The exercise >> Repeat all of the records verbatim.

Given information >>
________________________________________
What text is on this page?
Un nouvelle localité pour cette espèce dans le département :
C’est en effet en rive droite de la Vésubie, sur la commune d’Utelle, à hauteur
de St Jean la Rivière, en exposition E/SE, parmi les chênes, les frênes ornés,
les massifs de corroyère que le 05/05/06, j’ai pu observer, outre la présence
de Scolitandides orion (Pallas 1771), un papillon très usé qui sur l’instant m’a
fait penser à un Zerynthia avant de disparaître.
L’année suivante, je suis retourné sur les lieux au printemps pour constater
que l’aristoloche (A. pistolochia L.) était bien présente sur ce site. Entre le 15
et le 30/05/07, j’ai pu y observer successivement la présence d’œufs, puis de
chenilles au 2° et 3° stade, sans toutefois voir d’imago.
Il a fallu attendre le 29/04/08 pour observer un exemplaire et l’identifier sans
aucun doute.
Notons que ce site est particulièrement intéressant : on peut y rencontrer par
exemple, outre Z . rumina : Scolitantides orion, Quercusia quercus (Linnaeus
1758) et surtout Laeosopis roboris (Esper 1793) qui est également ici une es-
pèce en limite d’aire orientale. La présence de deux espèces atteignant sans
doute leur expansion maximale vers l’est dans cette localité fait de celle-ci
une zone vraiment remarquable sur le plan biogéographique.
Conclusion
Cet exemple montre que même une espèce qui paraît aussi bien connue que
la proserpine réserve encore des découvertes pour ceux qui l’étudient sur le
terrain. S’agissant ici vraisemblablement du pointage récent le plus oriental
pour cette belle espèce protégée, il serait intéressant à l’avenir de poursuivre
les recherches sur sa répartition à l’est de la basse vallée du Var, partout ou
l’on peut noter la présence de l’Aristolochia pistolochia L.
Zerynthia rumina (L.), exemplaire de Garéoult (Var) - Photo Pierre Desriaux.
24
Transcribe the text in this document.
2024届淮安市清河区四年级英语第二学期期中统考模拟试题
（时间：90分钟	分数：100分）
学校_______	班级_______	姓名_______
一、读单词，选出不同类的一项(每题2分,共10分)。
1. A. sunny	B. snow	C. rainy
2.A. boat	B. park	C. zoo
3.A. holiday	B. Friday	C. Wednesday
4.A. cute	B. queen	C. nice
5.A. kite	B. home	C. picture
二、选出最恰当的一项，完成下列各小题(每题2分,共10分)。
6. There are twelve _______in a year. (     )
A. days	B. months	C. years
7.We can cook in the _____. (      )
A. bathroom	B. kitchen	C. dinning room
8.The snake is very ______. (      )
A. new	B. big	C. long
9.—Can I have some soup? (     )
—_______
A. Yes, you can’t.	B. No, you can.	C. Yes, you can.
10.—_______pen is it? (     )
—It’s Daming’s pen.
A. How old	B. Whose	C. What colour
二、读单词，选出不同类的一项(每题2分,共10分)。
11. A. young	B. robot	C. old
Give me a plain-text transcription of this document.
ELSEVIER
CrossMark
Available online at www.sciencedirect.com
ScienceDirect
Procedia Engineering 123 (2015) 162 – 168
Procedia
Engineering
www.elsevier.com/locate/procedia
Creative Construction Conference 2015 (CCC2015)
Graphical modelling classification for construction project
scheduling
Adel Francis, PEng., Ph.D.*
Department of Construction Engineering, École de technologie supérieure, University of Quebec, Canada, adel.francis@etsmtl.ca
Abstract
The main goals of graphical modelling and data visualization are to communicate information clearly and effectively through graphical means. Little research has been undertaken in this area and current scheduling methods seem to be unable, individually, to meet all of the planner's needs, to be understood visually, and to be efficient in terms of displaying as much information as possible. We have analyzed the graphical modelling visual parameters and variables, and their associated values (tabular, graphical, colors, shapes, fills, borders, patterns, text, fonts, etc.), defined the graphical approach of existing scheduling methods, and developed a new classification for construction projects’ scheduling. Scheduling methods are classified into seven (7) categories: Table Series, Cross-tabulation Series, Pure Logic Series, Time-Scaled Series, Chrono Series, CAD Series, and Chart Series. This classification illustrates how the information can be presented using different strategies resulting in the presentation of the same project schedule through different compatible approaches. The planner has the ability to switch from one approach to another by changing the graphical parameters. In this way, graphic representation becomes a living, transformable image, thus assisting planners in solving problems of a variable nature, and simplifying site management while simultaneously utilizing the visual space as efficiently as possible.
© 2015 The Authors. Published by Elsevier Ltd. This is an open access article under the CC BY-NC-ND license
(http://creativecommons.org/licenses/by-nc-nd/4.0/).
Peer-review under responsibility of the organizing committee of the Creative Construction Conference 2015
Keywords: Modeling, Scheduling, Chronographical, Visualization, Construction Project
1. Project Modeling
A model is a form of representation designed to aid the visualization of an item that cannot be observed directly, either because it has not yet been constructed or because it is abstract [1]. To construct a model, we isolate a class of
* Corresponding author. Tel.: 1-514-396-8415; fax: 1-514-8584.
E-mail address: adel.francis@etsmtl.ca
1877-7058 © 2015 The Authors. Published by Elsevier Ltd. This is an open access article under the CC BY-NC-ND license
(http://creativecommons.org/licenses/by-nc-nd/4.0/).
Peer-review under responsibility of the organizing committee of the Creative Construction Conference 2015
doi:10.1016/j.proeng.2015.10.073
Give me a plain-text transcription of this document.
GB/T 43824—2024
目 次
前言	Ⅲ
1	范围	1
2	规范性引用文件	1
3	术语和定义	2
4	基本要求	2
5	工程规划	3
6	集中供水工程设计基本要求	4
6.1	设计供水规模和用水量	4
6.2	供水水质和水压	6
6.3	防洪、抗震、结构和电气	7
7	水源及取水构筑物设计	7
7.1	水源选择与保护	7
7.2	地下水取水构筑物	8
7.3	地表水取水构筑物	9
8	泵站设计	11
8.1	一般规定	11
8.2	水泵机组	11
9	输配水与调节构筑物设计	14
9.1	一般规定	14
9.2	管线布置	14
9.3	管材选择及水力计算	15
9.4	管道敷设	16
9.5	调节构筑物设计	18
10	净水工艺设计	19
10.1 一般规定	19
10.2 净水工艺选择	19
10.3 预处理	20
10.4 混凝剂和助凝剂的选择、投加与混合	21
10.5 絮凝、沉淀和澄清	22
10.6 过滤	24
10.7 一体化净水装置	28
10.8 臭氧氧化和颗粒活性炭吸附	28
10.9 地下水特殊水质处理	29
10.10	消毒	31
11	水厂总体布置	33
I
________________________________________
Finished answer >>
What text is on this page?
Un nouvelle localité pour cette espèce dans le département :
C’est en effet en rive droite de la Vésubie, sur la commune d’Utelle, à hauteur
de St Jean la Rivière, en exposition E/SE, parmi les chênes, les frênes ornés,
les massifs de corroyère que le 05/05/06, j’ai pu observer, outre la présence
de Scolitandides orion (Pallas 1771), un papillon très usé qui sur l’instant m’a
fait penser à un Zerynthia avant de disparaître.
L’année suivante, je suis retourné sur les lieux au printemps pour constater
que l’aristoloche (A. pistolochia L.) était bien présente sur ce site. Entre le 15
et le 30/05/07, j’ai pu y observer successivement la présence d’œufs, puis de
chenilles au 2° et 3° stade, sans toutefois voir d’imago.
Il a fallu attendre le 29/04/08 pour observer un exemplaire et l’identifier sans
aucun doute.
Notons que ce site est particulièrement intéressant : on peut y rencontrer par
exemple, outre Z . rumina : Scolitantides orion, Quercusia quercus (Linnaeus
1758) et surtout Laeosopis roboris (Esper 1793) qui est également ici une es-
pèce en limite d’aire orientale. La présence de deux espèces atteignant sans
doute leur expansion maximale vers l’est dans cette localité fait de celle-ci
une zone vraiment remarquable sur le plan biogéographique.
Conclusion
Cet exemple montre que même une espèce qui paraît aussi bien connue que
la proserpine réserve encore des découvertes pour ceux qui l’étudient sur le
terrain. S’agissant ici vraisemblablement du pointage récent le plus oriental
pour cette belle espèce protégée, il serait intéressant à l’avenir de poursuivre
les recherches sur sa répartition à l’est de la basse vallée du Var, partout ou
l’on peut noter la présence de l’Aristolochia pistolochia L.
Zerynthia rumina (L.), exemplaire de Garéoult (Var) - Photo Pierre Desriaux.
24
Transcribe the text in this document.
2024届淮安市清河区四年级英语第二学期期中统考模拟试题
（时间：90分钟	分数：100分）
学校_______	班级_______	姓名_______
一、读单词，选出不同类的一项(每题2分,共10分)。
1. A. sunny	B. snow	C. rainy
2.A. boat	B. park	C. zoo
3.A. holiday	B. Friday	C. Wednesday
4.A. cute	B. queen	C. nice
5.A. kite	B. home	C. picture
二、选出最恰当的一项，完成下列各小题(每题2分,共10分)。
6. There are twelve _______in a year. (     )
A. days	B. months	C. years
7.We can cook in the _____. (      )
A. bathroom	B. kitchen	C. dinning room
8.The snake is very ______. (      )
A. new	B. big	C. long
9.—Can I have some soup? (     )
—_______
A. Yes, you can’t.	B. No, you can.	C. Yes, you can.
10.—_______pen is it? (     )
—It’s Daming’s pen.
A. How old	B. Whose	C. What colour
二、读单词，选出不同类的一项(每题2分,共10分)。
11. A. young	B. robot	C. old
Give me a plain-text transcription of this document.
ELSEVIER
CrossMark
Available online at www.sciencedirect.com
ScienceDirect
Procedia Engineering 123 (2015) 162 – 168
Procedia
Engineering
www.elsevier.com/locate/procedia
Creative Construction Conference 2015 (CCC2015)
Graphical modelling classification for construction project
scheduling
Adel Francis, PEng., Ph.D.*
Department of Construction Engineering, École de technologie supérieure, University of Quebec, Canada, adel.francis@etsmtl.ca
Abstract
The main goals of graphical modelling and data visualization are to communicate information clearly and effectively through graphical means. Little research has been undertaken in this area and current scheduling methods seem to be unable, individually, to meet all of the planner's needs, to be understood visually, and to be efficient in terms of displaying as much information as possible. We have analyzed the graphical modelling visual parameters and variables, and their associated values (tabular, graphical, colors, shapes, fills, borders, patterns, text, fonts, etc.), defined the graphical approach of existing scheduling methods, and developed a new classification for construction projects’ scheduling. Scheduling methods are classified into seven (7) categories: Table Series, Cross-tabulation Series, Pure Logic Series, Time-Scaled Series, Chrono Series, CAD Series, and Chart Series. This classification illustrates how the information can be presented using different strategies resulting in the presentation of the same project schedule through different compatible approaches. The planner has the ability to switch from one approach to another by changing the graphical parameters. In this way, graphic representation becomes a living, transformable image, thus assisting planners in solving problems of a variable nature, and simplifying site management while simultaneously utilizing the visual space as efficiently as possible.
© 2015 The Authors. Published by Elsevier Ltd. This is an open access article under the CC BY-NC-ND license
(http://creativecommons.org/licenses/by-nc-nd/4.0/).
Peer-review under responsibility of the organizing committee of the Creative Construction Conference 2015
Keywords: Modeling, Scheduling, Chronographical, Visualization, Construction Project
1. Project Modeling
A model is a form of representation designed to aid the visualization of an item that cannot be observed directly, either because it has not yet been constructed or because it is abstract [1]. To construct a model, we isolate a class of
* Corresponding author. Tel.: 1-514-396-8415; fax: 1-514-8584.
E-mail address: adel.francis@etsmtl.ca
1877-7058 © 2015 The Authors. Published by Elsevier Ltd. This is an open access article under the CC BY-NC-ND license
(http://creativecommons.org/licenses/by-nc-nd/4.0/).
Peer-review under responsibility of the organizing committee of the Creative Construction Conference 2015
doi:10.1016/j.proeng.2015.10.073
Give me a plain-text transcription of this document.
GB/T 43824—2024
目 次
前言	Ⅲ
1	范围	1
2	规范性引用文件	1
3	术语和定义	2
4	基本要求	2
5	工程规划	3
6	集中供水工程设计基本要求	4
6.1	设计供水规模和用水量	4
6.2	供水水质和水压	6
6.3	防洪、抗震、结构和电气	7
7	水源及取水构筑物设计	7
7.1	水源选择与保护	7
7.2	地下水取水构筑物	8
7.3	地表水取水构筑物	9
8	泵站设计	11
8.1	一般规定	11
8.2	水泵机组	11
9	输配水与调节构筑物设计	14
9.1	一般规定	14
9.2	管线布置	14
9.3	管材选择及水力计算	15
9.4	管道敷设	16
9.5	调节构筑物设计	18
10	净水工艺设计	19
10.1 一般规定	19
10.2 净水工艺选择	19
10.3 预处理	20
10.4 混凝剂和助凝剂的选择、投加与混合	21
10.5 絮凝、沉淀和澄清	22
10.6 过滤	24
10.7 一体化净水装置	28
10.8 臭氧氧化和颗粒活性炭吸附	28
10.9 地下水特殊水质处理	29
10.10	消毒	31
11	水厂总体布置	33
I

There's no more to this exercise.